WHAT YOU ARE ASKED TO DO -
Keep the pictures out and restate every record exactly.

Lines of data
_ _ _ _ _ _ _

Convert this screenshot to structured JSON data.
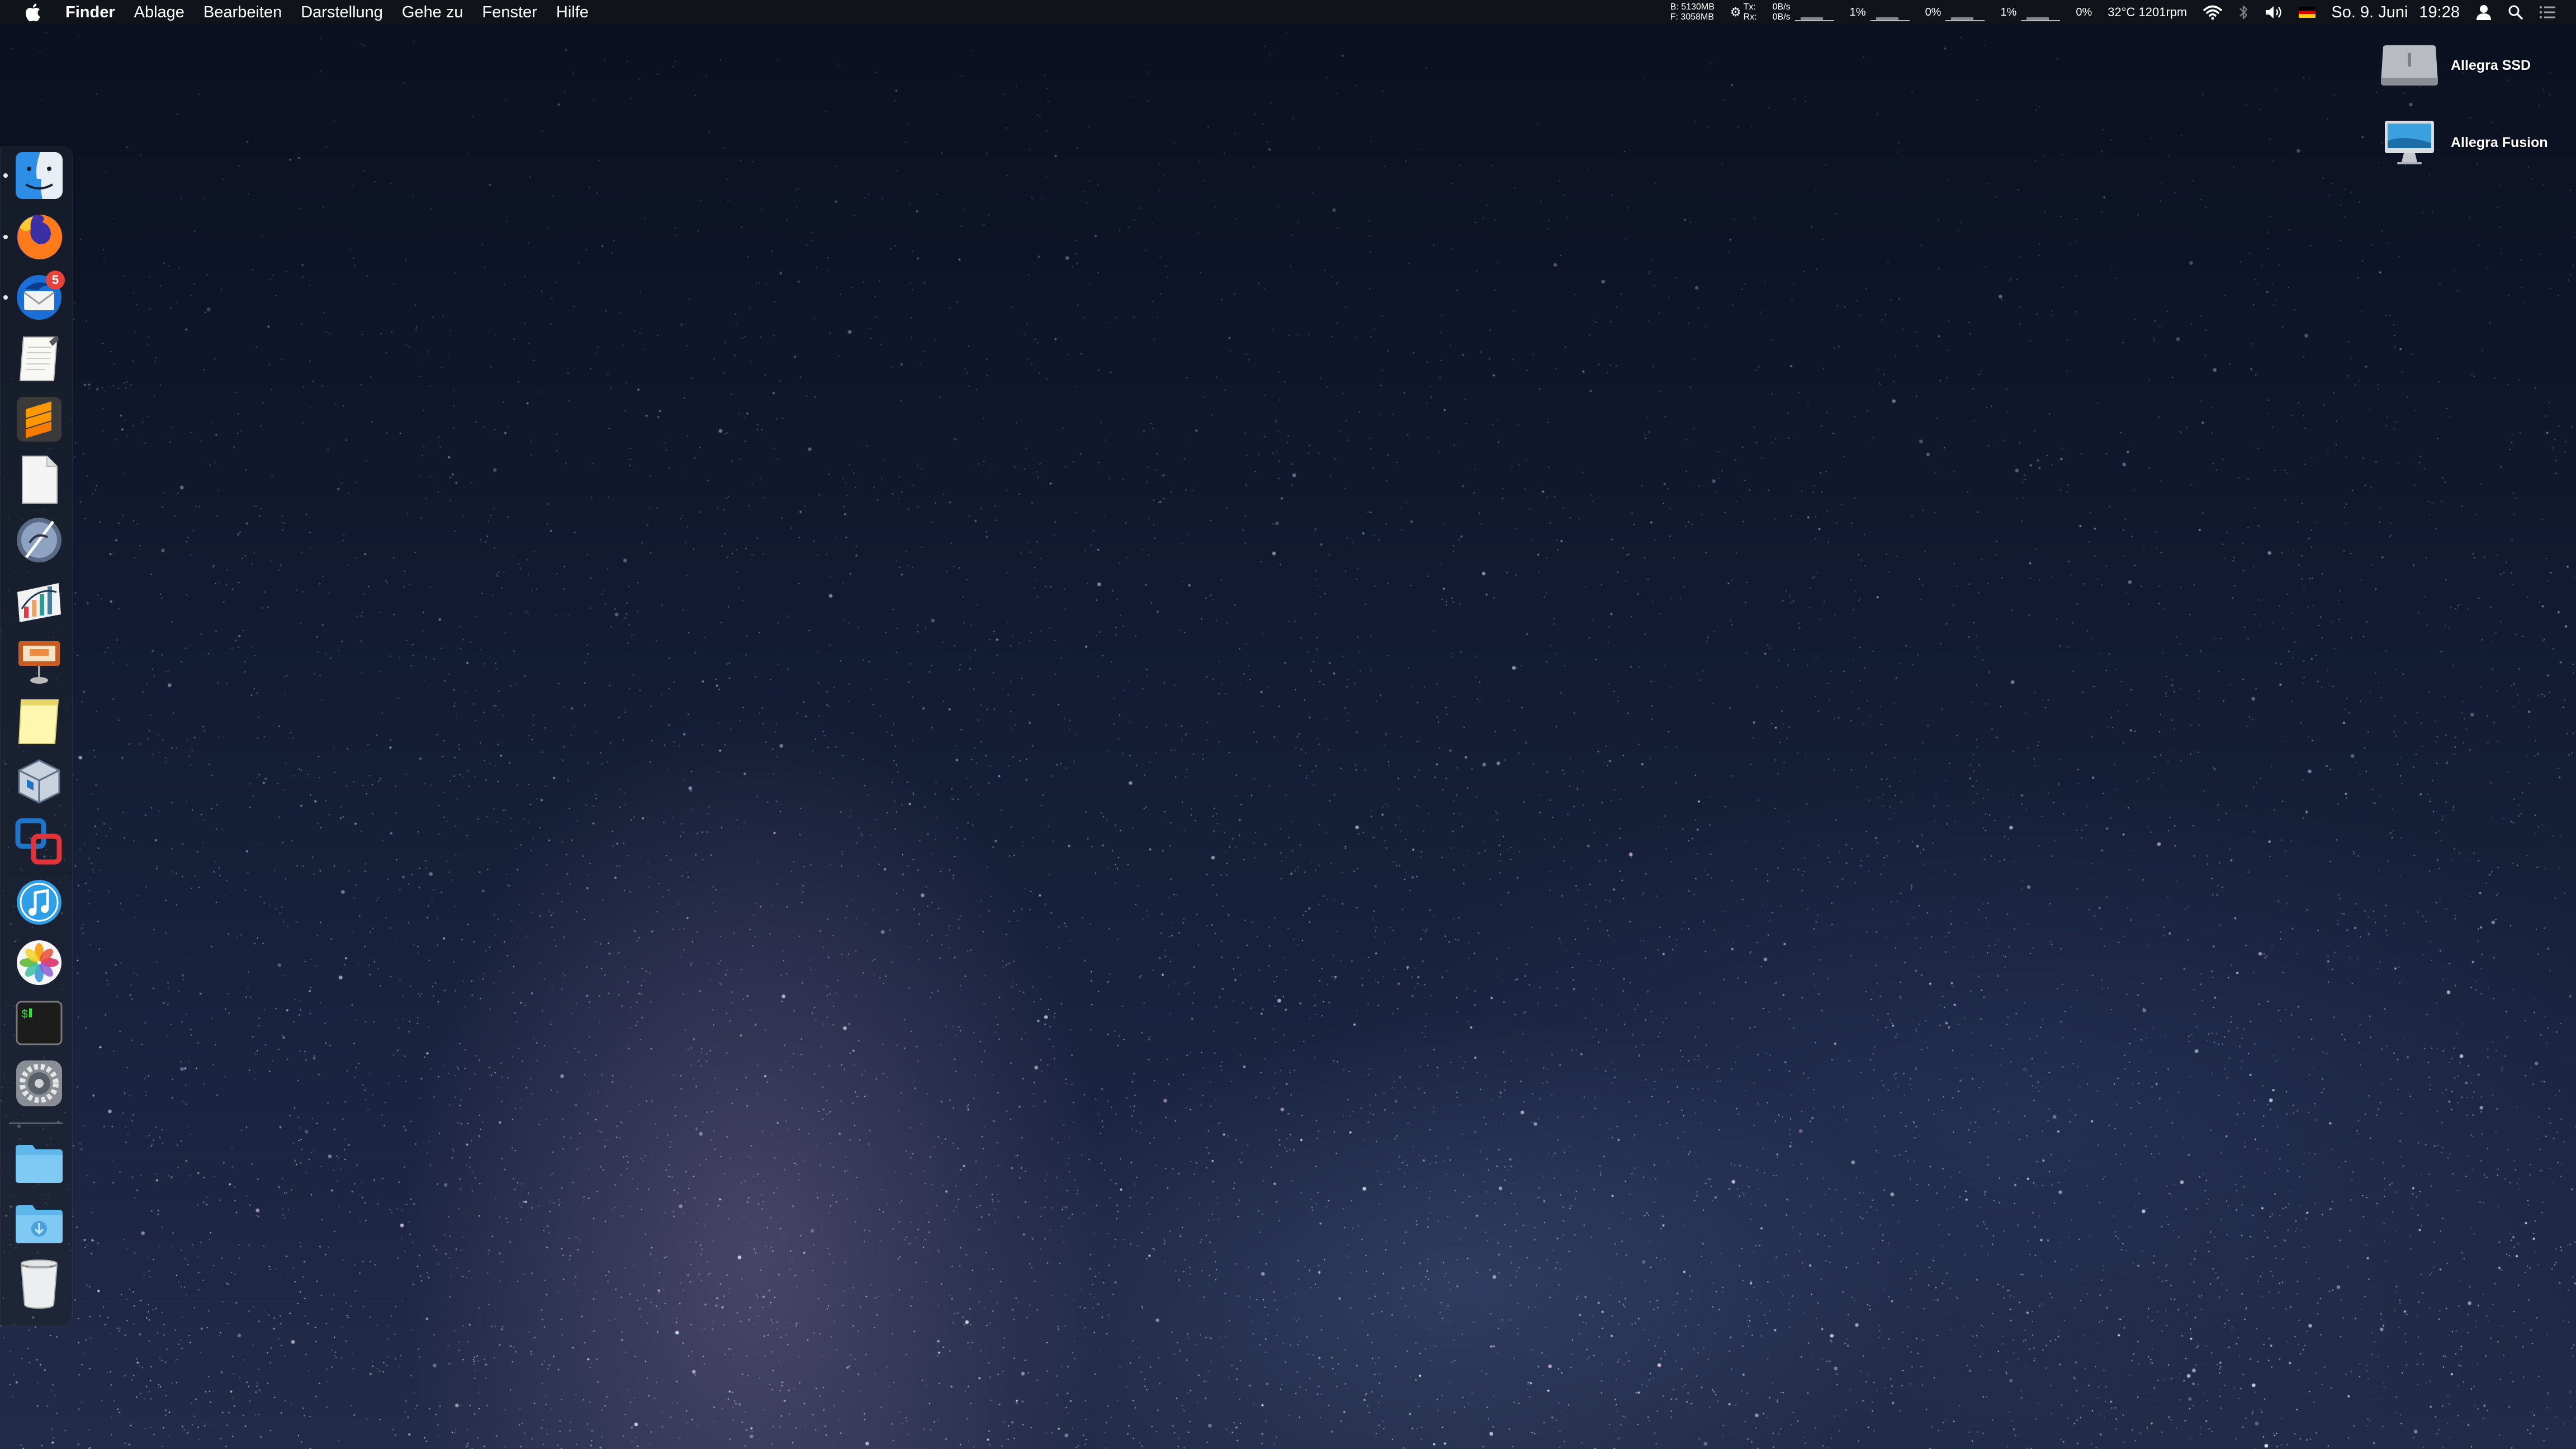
{
  "menubar": {
    "apple_icon": "apple-logo-icon",
    "app_name": "Finder",
    "menus": [
      "Ablage",
      "Bearbeiten",
      "Darstellung",
      "Gehe zu",
      "Fenster",
      "Hilfe"
    ],
    "memory": {
      "line1": "B: 5130MB",
      "line2": "F: 3058MB"
    },
    "network": {
      "tx_label": "Tx:",
      "rx_label": "Rx:",
      "tx_rate": "0B/s",
      "rx_rate": "0B/s"
    },
    "cpu1": "1%",
    "cpu2": "0%",
    "cpu3": "1%",
    "cpu4": "0%",
    "sensors": "32°C 1201rpm",
    "date": "So. 9. Juni",
    "time": "19:28",
    "status_icons": [
      "wifi-icon",
      "bluetooth-icon",
      "volume-icon",
      "flag-de-icon",
      "user-icon",
      "spotlight-icon",
      "notification-center-icon"
    ]
  },
  "dock": {
    "apps": [
      {
        "name": "Finder",
        "icon": "finder-icon",
        "running": true
      },
      {
        "name": "Firefox",
        "icon": "firefox-icon",
        "running": true
      },
      {
        "name": "Thunderbird",
        "icon": "thunderbird-icon",
        "running": true,
        "badge": "5"
      },
      {
        "name": "TextEdit",
        "icon": "textedit-icon",
        "running": false
      },
      {
        "name": "Sublime Text",
        "icon": "sublime-text-icon",
        "running": false
      },
      {
        "name": "Blank Document",
        "icon": "document-icon",
        "running": false
      },
      {
        "name": "Script Editor",
        "icon": "script-editor-icon",
        "running": false
      },
      {
        "name": "Grapher",
        "icon": "grapher-icon",
        "running": false
      },
      {
        "name": "Keynote",
        "icon": "keynote-icon",
        "running": false
      },
      {
        "name": "Notes",
        "icon": "notes-icon",
        "running": false
      },
      {
        "name": "VirtualBox",
        "icon": "virtualbox-icon",
        "running": false
      },
      {
        "name": "VMware Fusion",
        "icon": "vmware-fusion-icon",
        "running": false
      },
      {
        "name": "iTunes",
        "icon": "itunes-icon",
        "running": false
      },
      {
        "name": "Photos",
        "icon": "photos-icon",
        "running": false
      },
      {
        "name": "Terminal",
        "icon": "terminal-icon",
        "running": false
      },
      {
        "name": "System Preferences",
        "icon": "system-preferences-icon",
        "running": false
      }
    ],
    "others": [
      {
        "name": "Applications Folder",
        "icon": "folder-icon"
      },
      {
        "name": "Downloads",
        "icon": "downloads-folder-icon"
      },
      {
        "name": "Trash",
        "icon": "trash-icon"
      }
    ]
  },
  "desktop": {
    "icons": [
      {
        "label": "Allegra SSD",
        "icon": "hard-drive-icon"
      },
      {
        "label": "Allegra Fusion",
        "icon": "imac-drive-icon"
      }
    ]
  },
  "colors": {
    "menubar_bg": "#12141a",
    "badge": "#e8433a",
    "sky_dark": "#0b1020",
    "sky_light": "#222c48"
  }
}
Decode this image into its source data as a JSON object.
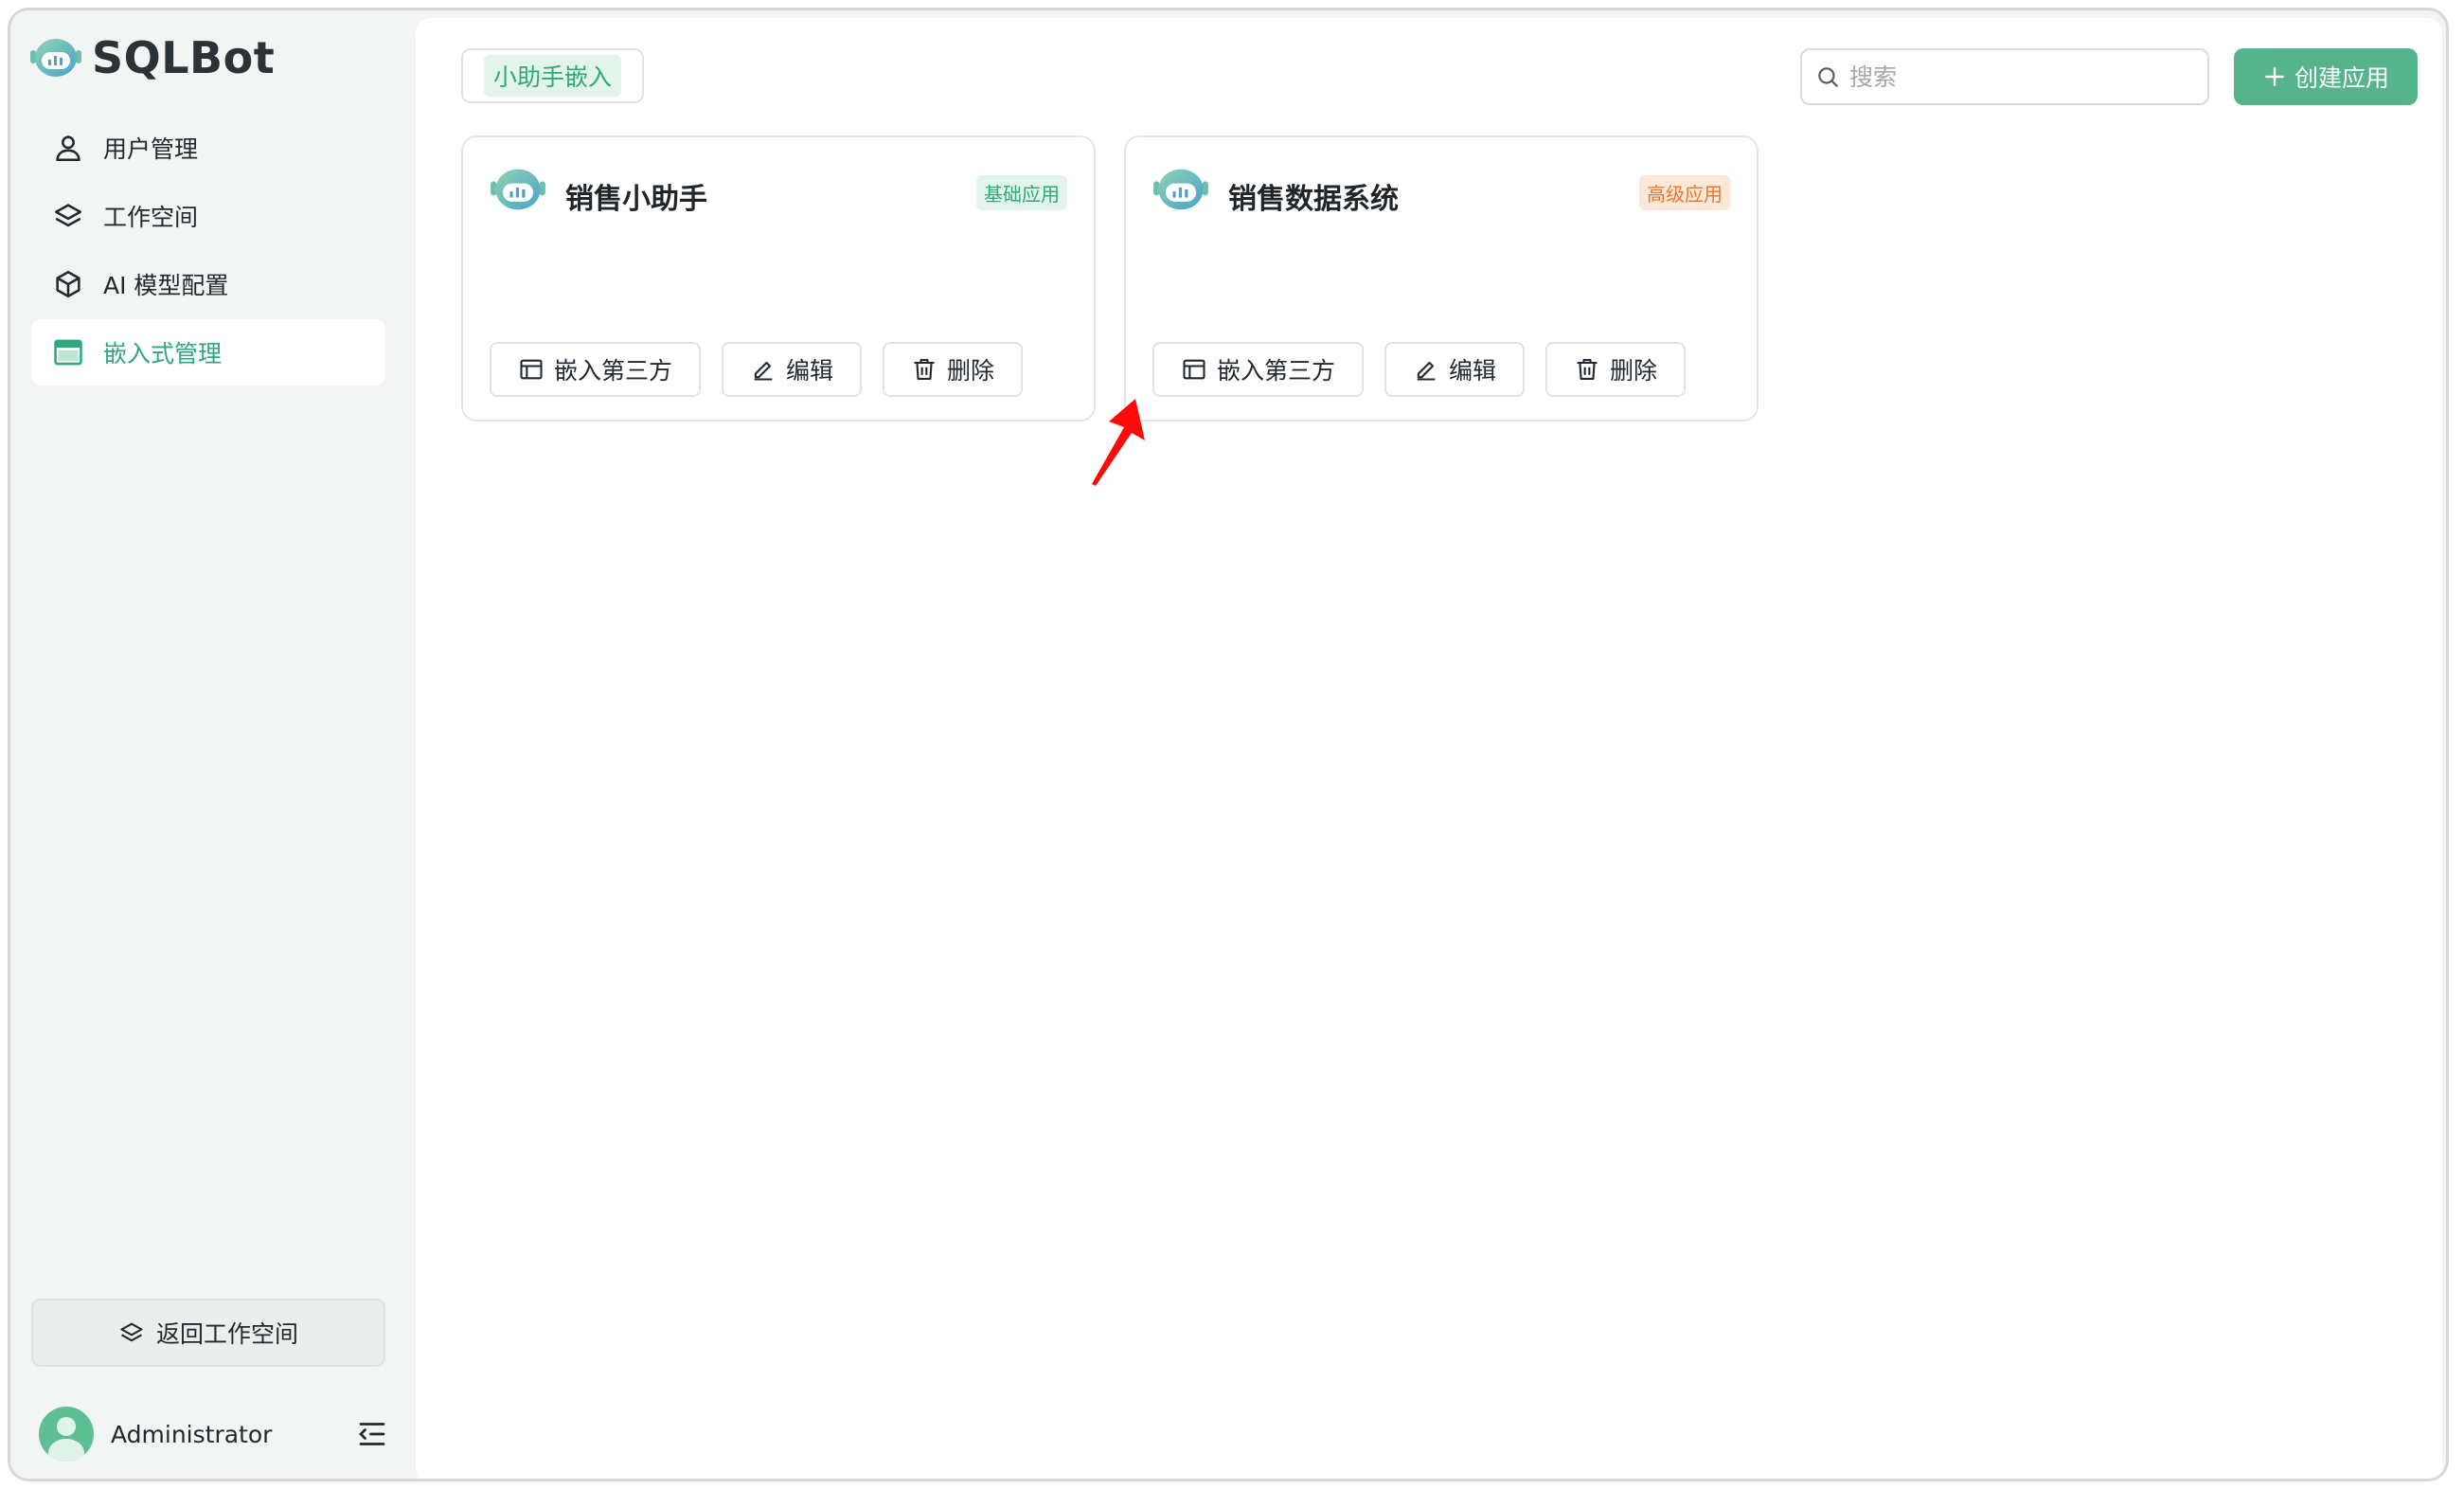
{
  "app": {
    "name": "SQLBot"
  },
  "sidebar": {
    "items": [
      {
        "label": "用户管理",
        "icon": "user-icon",
        "active": false
      },
      {
        "label": "工作空间",
        "icon": "layers-icon",
        "active": false
      },
      {
        "label": "AI 模型配置",
        "icon": "cube-icon",
        "active": false
      },
      {
        "label": "嵌入式管理",
        "icon": "window-icon",
        "active": true
      }
    ],
    "back_label": "返回工作空间",
    "user_name": "Administrator"
  },
  "toolbar": {
    "tab_label": "小助手嵌入",
    "search_placeholder": "搜索",
    "create_label": "创建应用"
  },
  "cards": [
    {
      "title": "销售小助手",
      "badge": "基础应用",
      "actions": {
        "embed": "嵌入第三方",
        "edit": "编辑",
        "delete": "删除"
      }
    },
    {
      "title": "销售数据系统",
      "badge": "高级应用",
      "actions": {
        "embed": "嵌入第三方",
        "edit": "编辑",
        "delete": "删除"
      }
    }
  ],
  "colors": {
    "accent": "#55b48b",
    "active_text": "#2ea87c",
    "advanced_badge": "#e8782e",
    "annotation_arrow": "#ff0000"
  }
}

_ _ _ _ _ _ _

CORRECT RESULT -
Convert this screenshot to structured JSON data.
{
  "menubar": {
    "apple_icon": "apple-logo-icon",
    "app_name": "Finder",
    "menus": [
      "Ablage",
      "Bearbeiten",
      "Darstellung",
      "Gehe zu",
      "Fenster",
      "Hilfe"
    ],
    "memory": {
      "line1": "B: 5130MB",
      "line2": "F: 3058MB"
    },
    "network": {
      "tx_label": "Tx:",
      "rx_label": "Rx:",
      "tx_rate": "0B/s",
      "rx_rate": "0B/s"
    },
    "cpu1": "1%",
    "cpu2": "0%",
    "cpu3": "1%",
    "cpu4": "0%",
    "sensors": "32°C 1201rpm",
    "date": "So. 9. Juni",
    "time": "19:28",
    "status_icons": [
      "wifi-icon",
      "bluetooth-icon",
      "volume-icon",
      "flag-de-icon",
      "user-icon",
      "spotlight-icon",
      "notification-center-icon"
    ]
  },
  "dock": {
    "apps": [
      {
        "name": "Finder",
        "icon": "finder-icon",
        "running": true
      },
      {
        "name": "Firefox",
        "icon": "firefox-icon",
        "running": true
      },
      {
        "name": "Thunderbird",
        "icon": "thunderbird-icon",
        "running": true,
        "badge": "5"
      },
      {
        "name": "TextEdit",
        "icon": "textedit-icon",
        "running": false
      },
      {
        "name": "Sublime Text",
        "icon": "sublime-text-icon",
        "running": false
      },
      {
        "name": "Blank Document",
        "icon": "document-icon",
        "running": false
      },
      {
        "name": "Script Editor",
        "icon": "script-editor-icon",
        "running": false
      },
      {
        "name": "Grapher",
        "icon": "grapher-icon",
        "running": false
      },
      {
        "name": "Keynote",
        "icon": "keynote-icon",
        "running": false
      },
      {
        "name": "Notes",
        "icon": "notes-icon",
        "running": false
      },
      {
        "name": "VirtualBox",
        "icon": "virtualbox-icon",
        "running": false
      },
      {
        "name": "VMware Fusion",
        "icon": "vmware-fusion-icon",
        "running": false
      },
      {
        "name": "iTunes",
        "icon": "itunes-icon",
        "running": false
      },
      {
        "name": "Photos",
        "icon": "photos-icon",
        "running": false
      },
      {
        "name": "Terminal",
        "icon": "terminal-icon",
        "running": false
      },
      {
        "name": "System Preferences",
        "icon": "system-preferences-icon",
        "running": false
      }
    ],
    "others": [
      {
        "name": "Applications Folder",
        "icon": "folder-icon"
      },
      {
        "name": "Downloads",
        "icon": "downloads-folder-icon"
      },
      {
        "name": "Trash",
        "icon": "trash-icon"
      }
    ]
  },
  "desktop": {
    "icons": [
      {
        "label": "Allegra SSD",
        "icon": "hard-drive-icon"
      },
      {
        "label": "Allegra Fusion",
        "icon": "imac-drive-icon"
      }
    ]
  },
  "colors": {
    "menubar_bg": "#12141a",
    "badge": "#e8433a",
    "sky_dark": "#0b1020",
    "sky_light": "#222c48"
  }
}
Decode this image into its source data as a JSON object.
{
  "app": {
    "name": "SQLBot"
  },
  "sidebar": {
    "items": [
      {
        "label": "用户管理",
        "icon": "user-icon",
        "active": false
      },
      {
        "label": "工作空间",
        "icon": "layers-icon",
        "active": false
      },
      {
        "label": "AI 模型配置",
        "icon": "cube-icon",
        "active": false
      },
      {
        "label": "嵌入式管理",
        "icon": "window-icon",
        "active": true
      }
    ],
    "back_label": "返回工作空间",
    "user_name": "Administrator"
  },
  "toolbar": {
    "tab_label": "小助手嵌入",
    "search_placeholder": "搜索",
    "create_label": "创建应用"
  },
  "cards": [
    {
      "title": "销售小助手",
      "badge": "基础应用",
      "actions": {
        "embed": "嵌入第三方",
        "edit": "编辑",
        "delete": "删除"
      }
    },
    {
      "title": "销售数据系统",
      "badge": "高级应用",
      "actions": {
        "embed": "嵌入第三方",
        "edit": "编辑",
        "delete": "删除"
      }
    }
  ],
  "colors": {
    "accent": "#55b48b",
    "active_text": "#2ea87c",
    "advanced_badge": "#e8782e",
    "annotation_arrow": "#ff0000"
  }
}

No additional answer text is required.